[Chart and figure data]
▶

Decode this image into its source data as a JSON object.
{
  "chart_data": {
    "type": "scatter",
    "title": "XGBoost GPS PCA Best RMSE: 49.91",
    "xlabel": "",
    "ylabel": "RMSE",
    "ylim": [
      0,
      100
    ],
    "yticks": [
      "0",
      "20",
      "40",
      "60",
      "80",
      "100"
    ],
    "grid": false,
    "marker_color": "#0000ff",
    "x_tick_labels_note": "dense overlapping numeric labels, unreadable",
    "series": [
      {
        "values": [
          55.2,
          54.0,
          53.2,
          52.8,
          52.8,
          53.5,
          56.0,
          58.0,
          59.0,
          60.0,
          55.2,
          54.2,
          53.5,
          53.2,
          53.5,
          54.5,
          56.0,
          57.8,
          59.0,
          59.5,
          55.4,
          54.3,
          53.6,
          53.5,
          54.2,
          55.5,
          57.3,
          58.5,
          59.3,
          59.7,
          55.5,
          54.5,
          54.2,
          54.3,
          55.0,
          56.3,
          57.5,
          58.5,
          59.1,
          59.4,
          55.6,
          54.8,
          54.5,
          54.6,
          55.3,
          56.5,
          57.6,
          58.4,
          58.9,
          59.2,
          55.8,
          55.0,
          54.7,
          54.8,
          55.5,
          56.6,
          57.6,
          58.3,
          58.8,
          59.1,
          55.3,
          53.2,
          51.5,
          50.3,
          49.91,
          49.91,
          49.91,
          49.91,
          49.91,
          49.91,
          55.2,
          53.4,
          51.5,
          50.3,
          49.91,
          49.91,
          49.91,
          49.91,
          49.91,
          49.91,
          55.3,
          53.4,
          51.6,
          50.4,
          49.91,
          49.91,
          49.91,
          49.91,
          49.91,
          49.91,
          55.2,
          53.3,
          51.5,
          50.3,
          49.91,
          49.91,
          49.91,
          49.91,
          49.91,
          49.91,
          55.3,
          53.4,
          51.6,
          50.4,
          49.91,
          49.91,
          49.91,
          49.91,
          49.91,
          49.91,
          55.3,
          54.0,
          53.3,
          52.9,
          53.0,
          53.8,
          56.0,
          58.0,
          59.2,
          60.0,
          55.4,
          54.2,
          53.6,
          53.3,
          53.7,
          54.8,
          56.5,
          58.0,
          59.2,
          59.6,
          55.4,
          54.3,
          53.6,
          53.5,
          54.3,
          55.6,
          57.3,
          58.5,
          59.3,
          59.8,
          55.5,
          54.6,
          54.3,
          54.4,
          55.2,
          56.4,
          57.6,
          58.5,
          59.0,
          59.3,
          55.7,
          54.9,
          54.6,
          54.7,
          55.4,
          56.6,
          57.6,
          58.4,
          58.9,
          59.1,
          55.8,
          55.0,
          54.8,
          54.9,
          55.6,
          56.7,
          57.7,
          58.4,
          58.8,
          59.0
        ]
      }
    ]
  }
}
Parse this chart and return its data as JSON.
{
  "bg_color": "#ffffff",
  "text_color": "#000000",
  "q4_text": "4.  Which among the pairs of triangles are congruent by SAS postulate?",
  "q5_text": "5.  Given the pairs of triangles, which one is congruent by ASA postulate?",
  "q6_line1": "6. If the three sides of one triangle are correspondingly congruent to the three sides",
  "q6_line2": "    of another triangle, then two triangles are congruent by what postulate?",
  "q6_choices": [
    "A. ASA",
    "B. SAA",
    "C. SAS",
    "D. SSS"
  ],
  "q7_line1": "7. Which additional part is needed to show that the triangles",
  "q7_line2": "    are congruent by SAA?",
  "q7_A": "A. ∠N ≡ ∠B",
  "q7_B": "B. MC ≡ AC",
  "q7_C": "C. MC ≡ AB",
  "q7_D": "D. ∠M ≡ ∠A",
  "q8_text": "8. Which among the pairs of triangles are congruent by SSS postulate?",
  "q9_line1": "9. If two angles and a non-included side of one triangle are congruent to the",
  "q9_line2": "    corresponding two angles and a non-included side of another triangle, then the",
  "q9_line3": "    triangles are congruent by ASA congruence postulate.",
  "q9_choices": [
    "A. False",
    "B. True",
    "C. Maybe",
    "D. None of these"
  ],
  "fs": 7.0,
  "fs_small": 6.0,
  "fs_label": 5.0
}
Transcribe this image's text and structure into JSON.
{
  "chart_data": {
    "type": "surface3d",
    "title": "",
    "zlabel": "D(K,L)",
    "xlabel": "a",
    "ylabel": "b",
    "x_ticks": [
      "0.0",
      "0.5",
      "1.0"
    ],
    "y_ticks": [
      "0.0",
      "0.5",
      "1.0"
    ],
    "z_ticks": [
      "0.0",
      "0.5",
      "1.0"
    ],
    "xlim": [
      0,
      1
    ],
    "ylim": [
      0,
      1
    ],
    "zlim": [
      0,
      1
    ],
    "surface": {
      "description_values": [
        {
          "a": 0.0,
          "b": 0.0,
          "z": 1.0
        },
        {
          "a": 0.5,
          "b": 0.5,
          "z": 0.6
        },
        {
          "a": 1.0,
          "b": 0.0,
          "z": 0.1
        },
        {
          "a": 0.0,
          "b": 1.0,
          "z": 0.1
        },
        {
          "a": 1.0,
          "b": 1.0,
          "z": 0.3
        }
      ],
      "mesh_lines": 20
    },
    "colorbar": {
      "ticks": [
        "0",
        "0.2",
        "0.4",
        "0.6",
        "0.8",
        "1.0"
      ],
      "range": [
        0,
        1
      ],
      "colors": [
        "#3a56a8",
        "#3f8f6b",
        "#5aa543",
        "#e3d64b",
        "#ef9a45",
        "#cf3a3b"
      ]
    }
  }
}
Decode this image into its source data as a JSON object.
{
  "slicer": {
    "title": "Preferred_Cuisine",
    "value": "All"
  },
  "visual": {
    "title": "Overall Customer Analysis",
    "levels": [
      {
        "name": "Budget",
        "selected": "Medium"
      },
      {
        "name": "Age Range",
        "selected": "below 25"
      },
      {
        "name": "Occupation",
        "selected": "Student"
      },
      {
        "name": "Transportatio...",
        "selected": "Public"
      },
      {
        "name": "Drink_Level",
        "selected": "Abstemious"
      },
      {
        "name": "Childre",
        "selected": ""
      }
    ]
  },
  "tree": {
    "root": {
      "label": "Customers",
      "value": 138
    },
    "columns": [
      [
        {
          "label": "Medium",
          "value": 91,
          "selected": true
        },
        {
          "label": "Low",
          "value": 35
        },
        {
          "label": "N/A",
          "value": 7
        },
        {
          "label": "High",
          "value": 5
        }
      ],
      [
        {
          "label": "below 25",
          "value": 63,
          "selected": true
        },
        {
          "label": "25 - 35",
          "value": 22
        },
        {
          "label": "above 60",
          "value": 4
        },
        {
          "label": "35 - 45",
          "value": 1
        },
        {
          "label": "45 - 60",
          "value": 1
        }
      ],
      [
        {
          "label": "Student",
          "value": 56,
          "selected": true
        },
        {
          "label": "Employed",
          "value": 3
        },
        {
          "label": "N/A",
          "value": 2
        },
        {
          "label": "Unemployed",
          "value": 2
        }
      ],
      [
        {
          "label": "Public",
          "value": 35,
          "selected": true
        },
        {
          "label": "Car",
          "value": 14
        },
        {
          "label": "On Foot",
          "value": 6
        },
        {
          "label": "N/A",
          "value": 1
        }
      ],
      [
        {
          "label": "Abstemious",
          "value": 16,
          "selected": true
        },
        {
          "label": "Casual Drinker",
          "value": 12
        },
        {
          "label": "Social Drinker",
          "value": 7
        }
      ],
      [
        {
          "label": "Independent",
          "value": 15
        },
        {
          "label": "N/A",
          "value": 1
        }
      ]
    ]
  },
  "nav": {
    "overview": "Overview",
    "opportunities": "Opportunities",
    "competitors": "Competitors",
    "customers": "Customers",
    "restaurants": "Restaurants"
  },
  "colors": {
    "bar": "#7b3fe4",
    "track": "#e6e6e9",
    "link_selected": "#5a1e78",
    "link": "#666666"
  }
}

◀

**Task statement:** Copy out every line with the word "another".

**Exercise solution:**
  "q6_line2": "    of another triangle, then two triangles are congruent by what postulate?",
  "q9_line2": "    corresponding two angles and a non-included side of another triangle, then the",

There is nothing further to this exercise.